*Provided entries:*
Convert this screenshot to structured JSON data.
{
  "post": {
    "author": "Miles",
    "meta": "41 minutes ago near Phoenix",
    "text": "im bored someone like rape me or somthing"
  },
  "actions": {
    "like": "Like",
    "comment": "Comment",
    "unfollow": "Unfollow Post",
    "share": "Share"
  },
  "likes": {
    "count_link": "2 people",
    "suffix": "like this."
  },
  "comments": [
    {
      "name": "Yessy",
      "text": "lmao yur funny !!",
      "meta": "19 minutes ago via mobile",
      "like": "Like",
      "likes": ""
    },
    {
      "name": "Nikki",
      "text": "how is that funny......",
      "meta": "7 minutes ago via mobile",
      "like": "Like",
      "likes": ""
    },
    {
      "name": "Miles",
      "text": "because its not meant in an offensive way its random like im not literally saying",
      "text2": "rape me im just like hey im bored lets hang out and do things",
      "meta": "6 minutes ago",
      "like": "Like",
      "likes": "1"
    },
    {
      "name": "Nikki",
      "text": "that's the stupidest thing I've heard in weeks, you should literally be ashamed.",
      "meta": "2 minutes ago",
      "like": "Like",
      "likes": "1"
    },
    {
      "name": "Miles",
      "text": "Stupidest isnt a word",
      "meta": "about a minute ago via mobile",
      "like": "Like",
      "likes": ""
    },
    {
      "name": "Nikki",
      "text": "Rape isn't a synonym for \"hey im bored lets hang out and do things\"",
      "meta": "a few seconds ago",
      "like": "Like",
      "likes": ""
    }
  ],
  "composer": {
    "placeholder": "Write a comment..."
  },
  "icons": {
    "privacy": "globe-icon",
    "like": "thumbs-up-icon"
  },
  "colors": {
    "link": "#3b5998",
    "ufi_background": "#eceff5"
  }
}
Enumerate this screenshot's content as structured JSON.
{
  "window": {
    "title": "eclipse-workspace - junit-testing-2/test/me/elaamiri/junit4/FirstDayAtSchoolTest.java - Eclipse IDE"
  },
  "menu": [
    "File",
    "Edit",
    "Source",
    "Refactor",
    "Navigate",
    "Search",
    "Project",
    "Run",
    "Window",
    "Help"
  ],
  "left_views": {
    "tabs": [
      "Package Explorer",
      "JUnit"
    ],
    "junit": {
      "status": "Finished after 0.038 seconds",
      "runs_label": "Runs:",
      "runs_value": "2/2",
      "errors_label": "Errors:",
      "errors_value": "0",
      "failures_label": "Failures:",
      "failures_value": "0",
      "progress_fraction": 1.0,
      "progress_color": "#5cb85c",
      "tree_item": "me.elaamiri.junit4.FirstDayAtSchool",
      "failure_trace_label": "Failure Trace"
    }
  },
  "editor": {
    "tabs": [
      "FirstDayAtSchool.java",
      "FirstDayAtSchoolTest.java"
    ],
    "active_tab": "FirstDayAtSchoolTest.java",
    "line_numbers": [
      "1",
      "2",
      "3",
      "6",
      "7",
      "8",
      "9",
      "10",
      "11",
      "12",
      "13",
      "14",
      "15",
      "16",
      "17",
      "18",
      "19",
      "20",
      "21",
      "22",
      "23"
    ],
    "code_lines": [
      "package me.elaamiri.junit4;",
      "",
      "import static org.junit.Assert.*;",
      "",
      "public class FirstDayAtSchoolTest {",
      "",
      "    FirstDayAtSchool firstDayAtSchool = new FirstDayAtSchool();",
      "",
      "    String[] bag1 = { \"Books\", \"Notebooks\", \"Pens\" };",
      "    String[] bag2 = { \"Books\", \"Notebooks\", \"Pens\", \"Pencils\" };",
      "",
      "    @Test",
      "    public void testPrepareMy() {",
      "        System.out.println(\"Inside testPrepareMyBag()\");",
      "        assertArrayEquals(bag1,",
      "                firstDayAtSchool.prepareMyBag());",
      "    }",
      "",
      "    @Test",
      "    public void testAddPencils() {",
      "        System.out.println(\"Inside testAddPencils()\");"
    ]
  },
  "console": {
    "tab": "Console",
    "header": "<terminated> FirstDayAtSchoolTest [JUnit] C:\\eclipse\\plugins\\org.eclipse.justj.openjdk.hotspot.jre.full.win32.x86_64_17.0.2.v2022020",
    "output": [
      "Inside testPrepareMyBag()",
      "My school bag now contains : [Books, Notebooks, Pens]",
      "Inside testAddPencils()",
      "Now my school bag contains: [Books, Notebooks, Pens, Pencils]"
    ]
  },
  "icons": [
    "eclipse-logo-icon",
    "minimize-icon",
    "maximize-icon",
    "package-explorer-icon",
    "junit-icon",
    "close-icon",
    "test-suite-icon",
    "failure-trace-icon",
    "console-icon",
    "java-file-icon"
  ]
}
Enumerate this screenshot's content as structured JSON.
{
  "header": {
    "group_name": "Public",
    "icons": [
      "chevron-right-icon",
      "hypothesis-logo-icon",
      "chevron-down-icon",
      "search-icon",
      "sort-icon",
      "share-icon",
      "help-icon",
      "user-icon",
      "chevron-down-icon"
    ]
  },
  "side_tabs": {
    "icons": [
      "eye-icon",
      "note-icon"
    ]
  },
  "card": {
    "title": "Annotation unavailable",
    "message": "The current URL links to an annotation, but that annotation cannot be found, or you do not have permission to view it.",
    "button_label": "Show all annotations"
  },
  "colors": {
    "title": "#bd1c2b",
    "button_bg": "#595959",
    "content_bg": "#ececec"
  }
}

*What to work on:* Retype the whole listing, matching it exactly.

*Task output:*
Convert this screenshot to structured JSON data.
{
  "post": {
    "author": "Miles",
    "meta": "41 minutes ago near Phoenix",
    "text": "im bored someone like rape me or somthing"
  },
  "actions": {
    "like": "Like",
    "comment": "Comment",
    "unfollow": "Unfollow Post",
    "share": "Share"
  },
  "likes": {
    "count_link": "2 people",
    "suffix": "like this."
  },
  "comments": [
    {
      "name": "Yessy",
      "text": "lmao yur funny !!",
      "meta": "19 minutes ago via mobile",
      "like": "Like",
      "likes": ""
    },
    {
      "name": "Nikki",
      "text": "how is that funny......",
      "meta": "7 minutes ago via mobile",
      "like": "Like",
      "likes": ""
    },
    {
      "name": "Miles",
      "text": "because its not meant in an offensive way its random like im not literally saying",
      "text2": "rape me im just like hey im bored lets hang out and do things",
      "meta": "6 minutes ago",
      "like": "Like",
      "likes": "1"
    },
    {
      "name": "Nikki",
      "text": "that's the stupidest thing I've heard in weeks, you should literally be ashamed.",
      "meta": "2 minutes ago",
      "like": "Like",
      "likes": "1"
    },
    {
      "name": "Miles",
      "text": "Stupidest isnt a word",
      "meta": "about a minute ago via mobile",
      "like": "Like",
      "likes": ""
    },
    {
      "name": "Nikki",
      "text": "Rape isn't a synonym for \"hey im bored lets hang out and do things\"",
      "meta": "a few seconds ago",
      "like": "Like",
      "likes": ""
    }
  ],
  "composer": {
    "placeholder": "Write a comment..."
  },
  "icons": {
    "privacy": "globe-icon",
    "like": "thumbs-up-icon"
  },
  "colors": {
    "link": "#3b5998",
    "ufi_background": "#eceff5"
  }
}
Enumerate this screenshot's content as structured JSON.
{
  "window": {
    "title": "eclipse-workspace - junit-testing-2/test/me/elaamiri/junit4/FirstDayAtSchoolTest.java - Eclipse IDE"
  },
  "menu": [
    "File",
    "Edit",
    "Source",
    "Refactor",
    "Navigate",
    "Search",
    "Project",
    "Run",
    "Window",
    "Help"
  ],
  "left_views": {
    "tabs": [
      "Package Explorer",
      "JUnit"
    ],
    "junit": {
      "status": "Finished after 0.038 seconds",
      "runs_label": "Runs:",
      "runs_value": "2/2",
      "errors_label": "Errors:",
      "errors_value": "0",
      "failures_label": "Failures:",
      "failures_value": "0",
      "progress_fraction": 1.0,
      "progress_color": "#5cb85c",
      "tree_item": "me.elaamiri.junit4.FirstDayAtSchool",
      "failure_trace_label": "Failure Trace"
    }
  },
  "editor": {
    "tabs": [
      "FirstDayAtSchool.java",
      "FirstDayAtSchoolTest.java"
    ],
    "active_tab": "FirstDayAtSchoolTest.java",
    "line_numbers": [
      "1",
      "2",
      "3",
      "6",
      "7",
      "8",
      "9",
      "10",
      "11",
      "12",
      "13",
      "14",
      "15",
      "16",
      "17",
      "18",
      "19",
      "20",
      "21",
      "22",
      "23"
    ],
    "code_lines": [
      "package me.elaamiri.junit4;",
      "",
      "import static org.junit.Assert.*;",
      "",
      "public class FirstDayAtSchoolTest {",
      "",
      "    FirstDayAtSchool firstDayAtSchool = new FirstDayAtSchool();",
      "",
      "    String[] bag1 = { \"Books\", \"Notebooks\", \"Pens\" };",
      "    String[] bag2 = { \"Books\", \"Notebooks\", \"Pens\", \"Pencils\" };",
      "",
      "    @Test",
      "    public void testPrepareMy() {",
      "        System.out.println(\"Inside testPrepareMyBag()\");",
      "        assertArrayEquals(bag1,",
      "                firstDayAtSchool.prepareMyBag());",
      "    }",
      "",
      "    @Test",
      "    public void testAddPencils() {",
      "        System.out.println(\"Inside testAddPencils()\");"
    ]
  },
  "console": {
    "tab": "Console",
    "header": "<terminated> FirstDayAtSchoolTest [JUnit] C:\\eclipse\\plugins\\org.eclipse.justj.openjdk.hotspot.jre.full.win32.x86_64_17.0.2.v2022020",
    "output": [
      "Inside testPrepareMyBag()",
      "My school bag now contains : [Books, Notebooks, Pens]",
      "Inside testAddPencils()",
      "Now my school bag contains: [Books, Notebooks, Pens, Pencils]"
    ]
  },
  "icons": [
    "eclipse-logo-icon",
    "minimize-icon",
    "maximize-icon",
    "package-explorer-icon",
    "junit-icon",
    "close-icon",
    "test-suite-icon",
    "failure-trace-icon",
    "console-icon",
    "java-file-icon"
  ]
}
Enumerate this screenshot's content as structured JSON.
{
  "header": {
    "group_name": "Public",
    "icons": [
      "chevron-right-icon",
      "hypothesis-logo-icon",
      "chevron-down-icon",
      "search-icon",
      "sort-icon",
      "share-icon",
      "help-icon",
      "user-icon",
      "chevron-down-icon"
    ]
  },
  "side_tabs": {
    "icons": [
      "eye-icon",
      "note-icon"
    ]
  },
  "card": {
    "title": "Annotation unavailable",
    "message": "The current URL links to an annotation, but that annotation cannot be found, or you do not have permission to view it.",
    "button_label": "Show all annotations"
  },
  "colors": {
    "title": "#bd1c2b",
    "button_bg": "#595959",
    "content_bg": "#ececec"
  }
}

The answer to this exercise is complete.